◆ **Do this**: In the records below, find the line containing "Give me a plain-text", then copy that line and all lines after it, exactly, omitting every picture.

(Data records)
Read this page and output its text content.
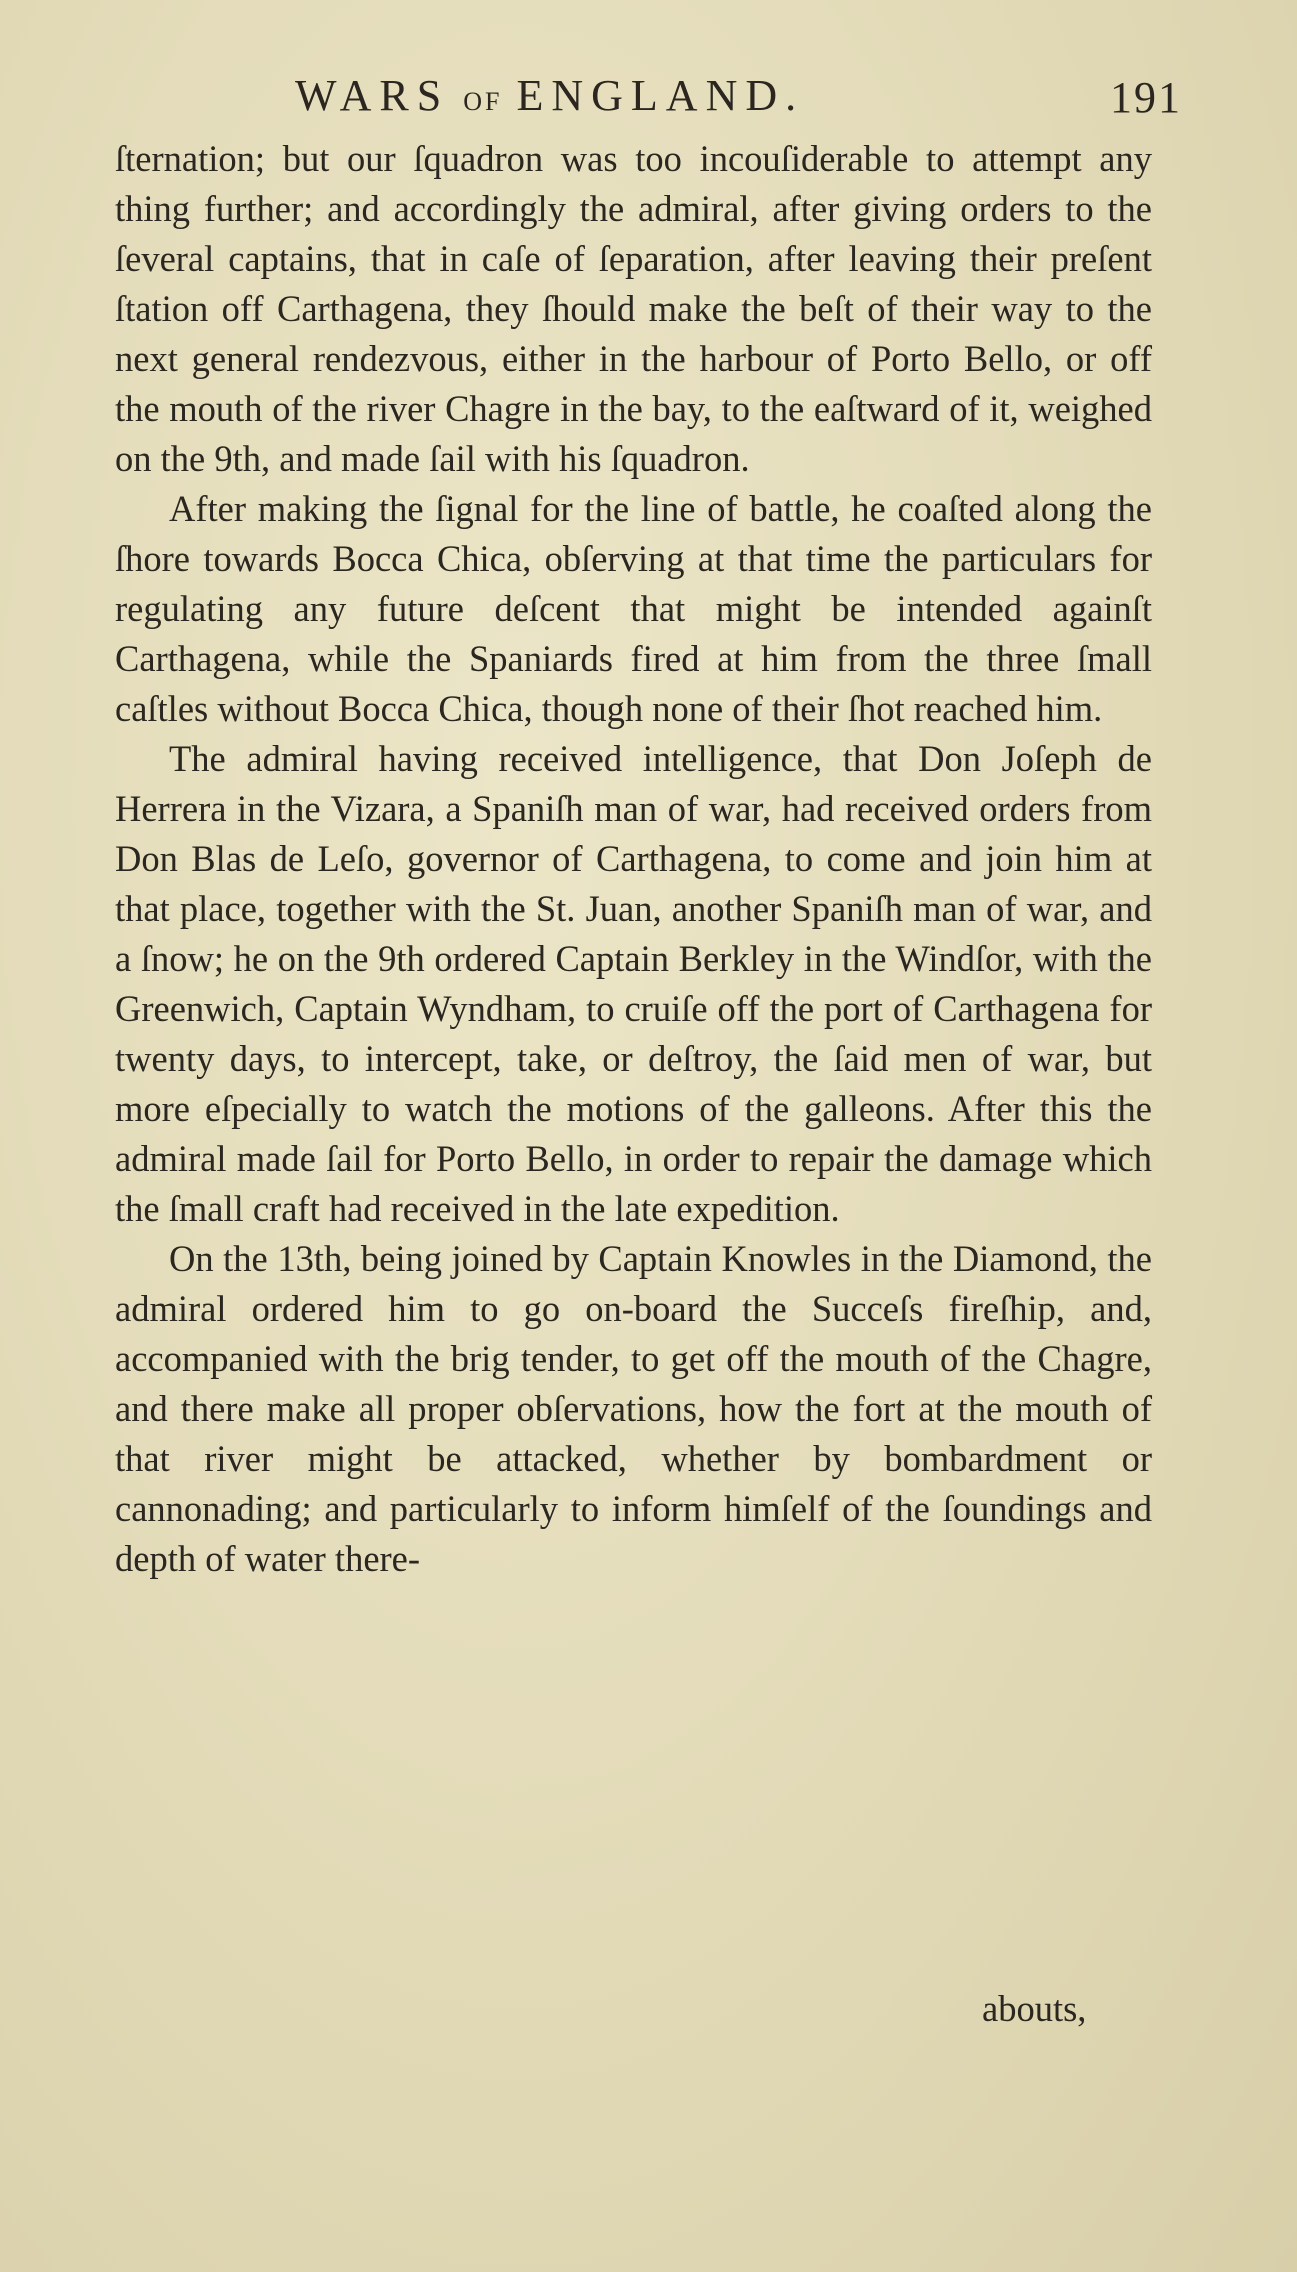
WARS OF ENGLAND.	191

ſternation; but our ſquadron was too incouſiderable to attempt any thing further; and accordingly the admiral, after giving orders to the ſeveral captains, that in caſe of ſeparation, after leaving their preſent ſtation off Carthagena, they ſhould make the beſt of their way to the next general rendezvous, either in the harbour of Porto Bello, or off the mouth of the river Chagre in the bay, to the eaſtward of it, weighed on the 9th, and made ſail with his ſquadron.

After making the ſignal for the line of battle, he coaſted along the ſhore towards Bocca Chica, obſerving at that time the particulars for regulating any future deſcent that might be intended againſt Carthagena, while the Spaniards fired at him from the three ſmall caſtles without Bocca Chica, though none of their ſhot reached him.

The admiral having received intelligence, that Don Joſeph de Herrera in the Vizara, a Spaniſh man of war, had received orders from Don Blas de Leſo, governor of Carthagena, to come and join him at that place, together with the St. Juan, another Spaniſh man of war, and a ſnow; he on the 9th ordered Captain Berkley in the Windſor, with the Greenwich, Captain Wyndham, to cruiſe off the port of Carthagena for twenty days, to intercept, take, or deſtroy, the ſaid men of war, but more eſpecially to watch the motions of the galleons. After this the admiral made ſail for Porto Bello, in order to repair the damage which the ſmall craft had received in the late expedition.

On the 13th, being joined by Captain Knowles in the Diamond, the admiral ordered him to go on-board the Succeſs fireſhip, and, accompanied with the brig tender, to get off the mouth of the Chagre, and there make all proper obſervations, how the fort at the mouth of that river might be attacked, whether by bombardment or cannonading; and particularly to inform himſelf of the ſoundings and depth of water there-

abouts,
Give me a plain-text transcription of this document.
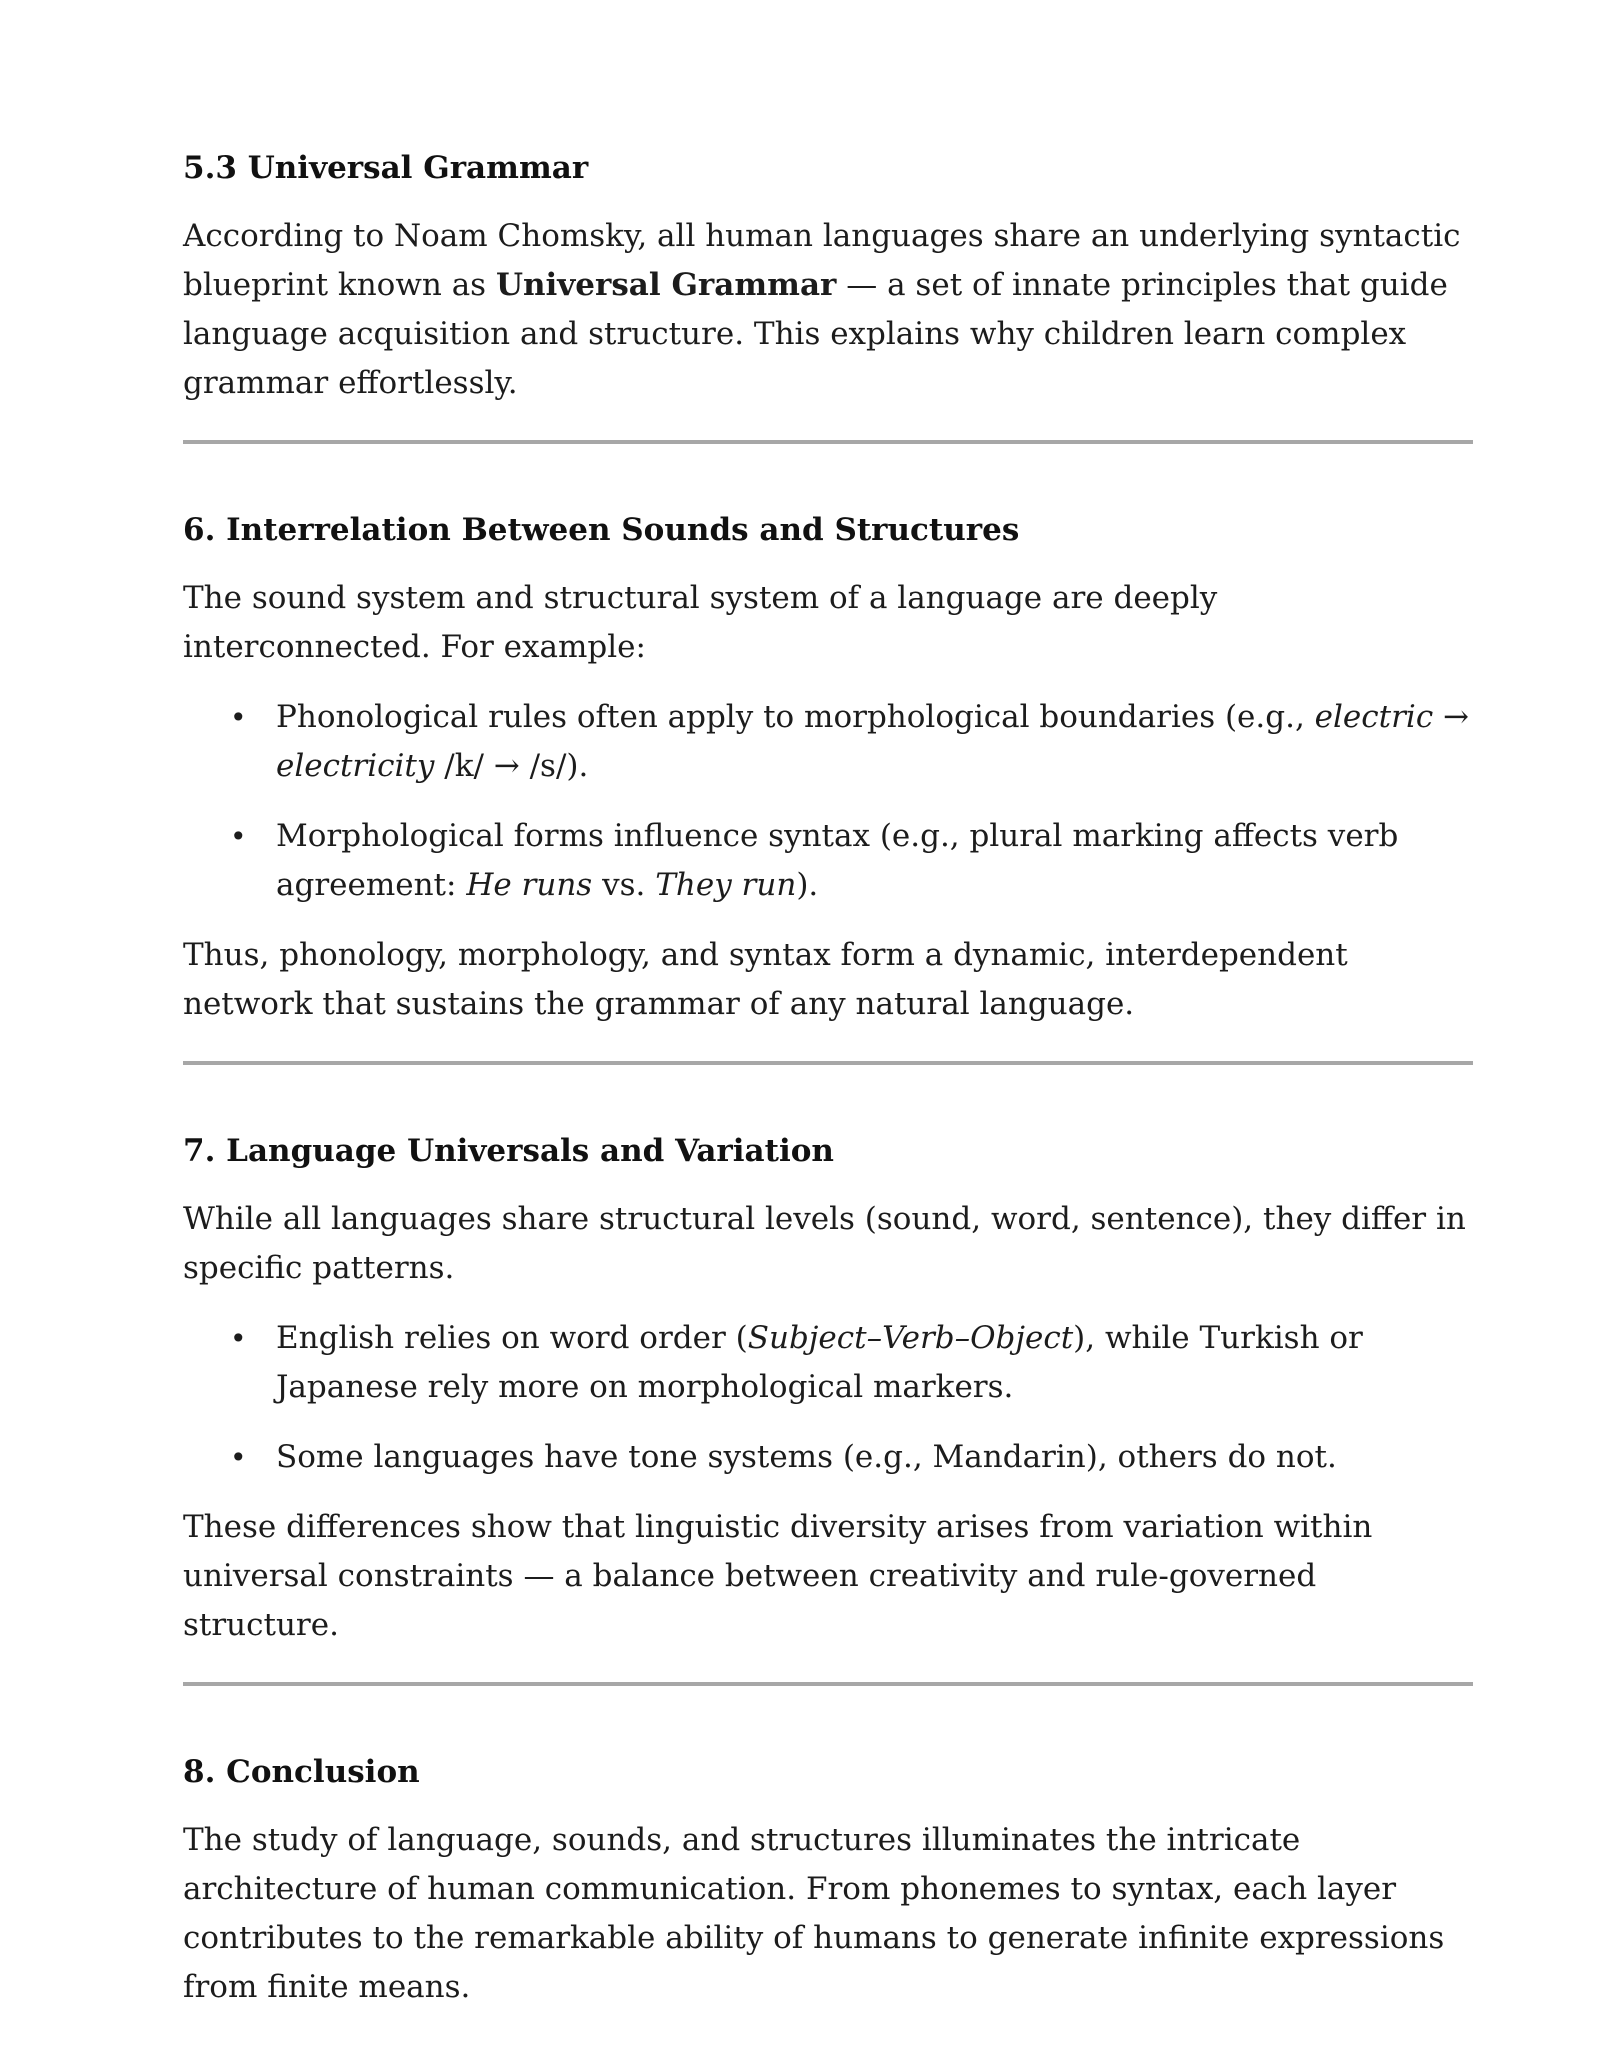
5.3 Universal Grammar

According to Noam Chomsky, all human languages share an underlying syntactic blueprint known as Universal Grammar — a set of innate principles that guide language acquisition and structure. This explains why children learn complex grammar effortlessly.

6. Interrelation Between Sounds and Structures

The sound system and structural system of a language are deeply interconnected. For example:

• Phonological rules often apply to morphological boundaries (e.g., electric → electricity /k/ → /s/).
• Morphological forms influence syntax (e.g., plural marking affects verb agreement: He runs vs. They run).

Thus, phonology, morphology, and syntax form a dynamic, interdependent network that sustains the grammar of any natural language.

7. Language Universals and Variation

While all languages share structural levels (sound, word, sentence), they differ in specific patterns.

• English relies on word order (Subject–Verb–Object), while Turkish or Japanese rely more on morphological markers.
• Some languages have tone systems (e.g., Mandarin), others do not.

These differences show that linguistic diversity arises from variation within universal constraints — a balance between creativity and rule-governed structure.

8. Conclusion

The study of language, sounds, and structures illuminates the intricate architecture of human communication. From phonemes to syntax, each layer contributes to the remarkable ability of humans to generate infinite expressions from finite means.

◆ **Full response**:
Give me a plain-text transcription of this document.
5.3 Universal Grammar

According to Noam Chomsky, all human languages share an underlying syntactic blueprint known as Universal Grammar — a set of innate principles that guide language acquisition and structure. This explains why children learn complex grammar effortlessly.

6. Interrelation Between Sounds and Structures

The sound system and structural system of a language are deeply interconnected. For example:

• Phonological rules often apply to morphological boundaries (e.g., electric → electricity /k/ → /s/).
• Morphological forms influence syntax (e.g., plural marking affects verb agreement: He runs vs. They run).

Thus, phonology, morphology, and syntax form a dynamic, interdependent network that sustains the grammar of any natural language.

7. Language Universals and Variation

While all languages share structural levels (sound, word, sentence), they differ in specific patterns.

• English relies on word order (Subject–Verb–Object), while Turkish or Japanese rely more on morphological markers.
• Some languages have tone systems (e.g., Mandarin), others do not.

These differences show that linguistic diversity arises from variation within universal constraints — a balance between creativity and rule-governed structure.

8. Conclusion

The study of language, sounds, and structures illuminates the intricate architecture of human communication. From phonemes to syntax, each layer contributes to the remarkable ability of humans to generate infinite expressions from finite means.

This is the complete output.